━━━━━ Texto de página

Al “estatificar” la política, en realidad se la emasculó, sustituyéndola por la juridicidad, esto es, por el ordenamiento jurídico formal. Al mismo tiempo de esta juridificación de la política, se politiza la administración de justicia (tema de la nota XIII de nuestra obra). Aquel ordenamiento, minado por la guerra civil ubicua y permanente que en nombre de la enemistad absoluta recorre el planeta, no ofrece ya seguridad y protección, esto es, su compromiso en el pacto originario. Y esta agencia judicial politizada pierde por el camino la autoridad del jus dicere para terminar siendo un apéndice, en muchos casos, un triste rabo del soberano estatal. Todo ello explica la declinación actual de la forma política Estado soberano y centralizado moderno. Cayéndose a pedazo s en esta crisis de la forma Estado el “velo de ignorancia” y las diversas máscaras dignificadoras sucesivamente asumidas, se descubre que el Estado moderno, como sostuvo Schumpeter en 1918 y reitera Dalmacio Negro Pavón, es consustancial al impuesto. “Nuestros pueblos han llegado a ser lo que son bajo la presión fiscal del Estado”[14]. Hoy el monopolio fiscal se ve seriamente amenazado por el proceso de globalización y la libre circulación del capital financiero –afirmado como un “derecho humano” en el fallido proyecto de seudo constitución de la UE, e inflador de la burbuja que acaba de estallar en los EE.UU. Por ello, el único modo en que se le aparecen los habitantes de su territorio –los pobres localizados que no pueden asumir las figuras evanescentes de la riqueza globalizada– es bajo un número de CUIT o CUIL[15].

La razón de Estado, como núcleo duro del Estado moderno, se presenta como autosuficiente, causa sui, independiente de todo principio metafísico superior. Procede, grocianamente, etsi Deus non daretur. Sus justificativos inmanentes se encuentran en los repertorios ideológicos y los constructos de las utopías, tema de los codicilos IV y XI del trabajo de nuestro autor. En “Utopía”, Moro, luego de analizar como político experimentado la situación concreta de la Inglaterra de su tiempo, donde el paso de una agricultura intensiva a una cría extensiva de ovinos había producido despoblamiento de los campos y crisis social aguda[16], en función crítica dibujó, de modo contrapuesto, un mundo cerrado (una isla en el Nuevo Mundo) donde el régimen político estaba exento de la usura del tiempo, cristalizado en un momento arquetípico. Moro establece una dialéctica entre lo presente y lo imaginado, para transformar lo presente, no para plasmar lo imaginado. Luego, extraviando el instrumento crítico dialéctico pergeñado por Moro, se confundió la utopía, irreal por definición, con el ideal, que pertenece, como imagen orientadora, al movimiento natural de la mente humana. Pero la utopía, al contrario del ideal, no tiene lugar; y tanto lo político como lo jurídico resultan constitutivamente “tópicos”, esto es, tienen como condicionamiento un topos, un lugar, un suelo[17]. La utopía, o más bien dicho el utopismo extraviado, es la planificación sin humus y, por lo tanto, sin humor[18]. El único sitio donde no hay lugar es el tiempo y el utopismo es un no lugar que quiere una realización inmediata en el tiempo, en lo totalmente distinto del ahora, para fijarlo en un nuevo presente inmutable. De esa estofa se han formado las pesadillas revolucionarias de nuestro tiempo.

━━━━━━━━━━
━━━━━ Datos

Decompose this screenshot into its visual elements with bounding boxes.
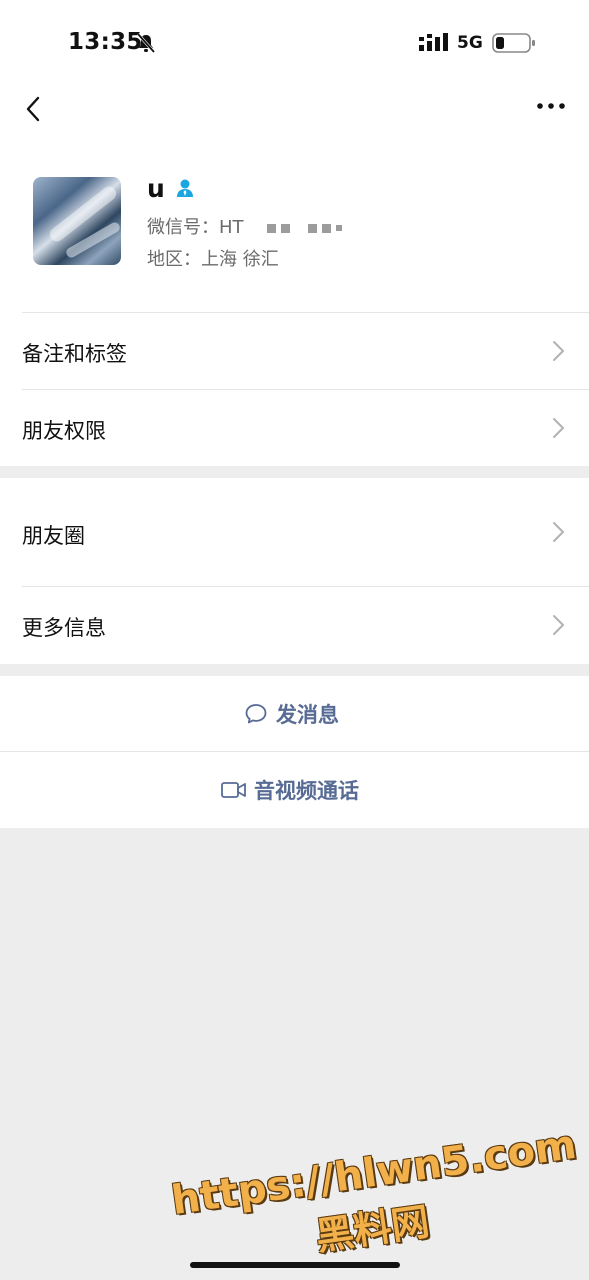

━━━━━━━━━━

● Qué hacer
Enumera todas las llamadas a nota entre corchetes que aparecen en el texto sobre el Estado moderno. Indica junto a cada una la palabra que la precede inmediatamente.

● Solución propuesta
- [14]: "Estado"
- [15]: "CUIL"
- [16]: "aguda"
- [17]: "suelo"
- [18]: "humor"